**WRITTEN REQUEST:** Narrow the data below down to the lines containing "text".

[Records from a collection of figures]
·····

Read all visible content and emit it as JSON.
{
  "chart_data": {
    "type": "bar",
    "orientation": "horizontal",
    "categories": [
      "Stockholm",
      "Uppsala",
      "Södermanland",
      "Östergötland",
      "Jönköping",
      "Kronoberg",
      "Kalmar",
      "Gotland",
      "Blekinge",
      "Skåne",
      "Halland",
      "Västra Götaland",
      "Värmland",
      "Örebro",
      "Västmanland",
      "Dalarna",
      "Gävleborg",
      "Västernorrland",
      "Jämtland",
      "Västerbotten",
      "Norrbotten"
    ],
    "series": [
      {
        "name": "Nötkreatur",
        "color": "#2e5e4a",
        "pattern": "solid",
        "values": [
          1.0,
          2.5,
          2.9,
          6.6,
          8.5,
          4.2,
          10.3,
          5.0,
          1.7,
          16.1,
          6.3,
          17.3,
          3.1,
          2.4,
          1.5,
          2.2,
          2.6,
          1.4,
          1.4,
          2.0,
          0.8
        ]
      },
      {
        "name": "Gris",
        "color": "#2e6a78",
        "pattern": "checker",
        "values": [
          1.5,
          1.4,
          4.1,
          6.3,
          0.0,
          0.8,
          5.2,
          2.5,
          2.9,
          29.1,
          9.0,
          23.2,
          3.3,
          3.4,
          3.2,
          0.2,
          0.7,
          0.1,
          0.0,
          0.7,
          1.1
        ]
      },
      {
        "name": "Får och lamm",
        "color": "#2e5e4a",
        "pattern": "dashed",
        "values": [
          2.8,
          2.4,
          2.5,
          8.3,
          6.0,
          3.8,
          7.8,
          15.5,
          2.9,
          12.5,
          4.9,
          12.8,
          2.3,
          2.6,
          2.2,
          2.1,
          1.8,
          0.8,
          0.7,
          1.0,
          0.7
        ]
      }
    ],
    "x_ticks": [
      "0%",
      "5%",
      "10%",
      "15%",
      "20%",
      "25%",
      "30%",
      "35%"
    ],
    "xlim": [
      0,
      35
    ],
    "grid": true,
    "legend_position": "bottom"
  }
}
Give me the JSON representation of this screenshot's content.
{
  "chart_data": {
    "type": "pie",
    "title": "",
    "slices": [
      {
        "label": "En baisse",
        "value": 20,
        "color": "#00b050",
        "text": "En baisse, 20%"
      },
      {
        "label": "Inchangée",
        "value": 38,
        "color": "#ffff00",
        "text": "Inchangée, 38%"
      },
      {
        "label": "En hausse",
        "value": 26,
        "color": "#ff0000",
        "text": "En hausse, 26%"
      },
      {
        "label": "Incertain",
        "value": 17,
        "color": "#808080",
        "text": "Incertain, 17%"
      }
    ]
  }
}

·····

**REPLY TO THE EXERCISE:**
        "text": "En baisse, 20%"
        "text": "Inchangée, 38%"
        "text": "En hausse, 26%"
        "text": "Incertain, 17%"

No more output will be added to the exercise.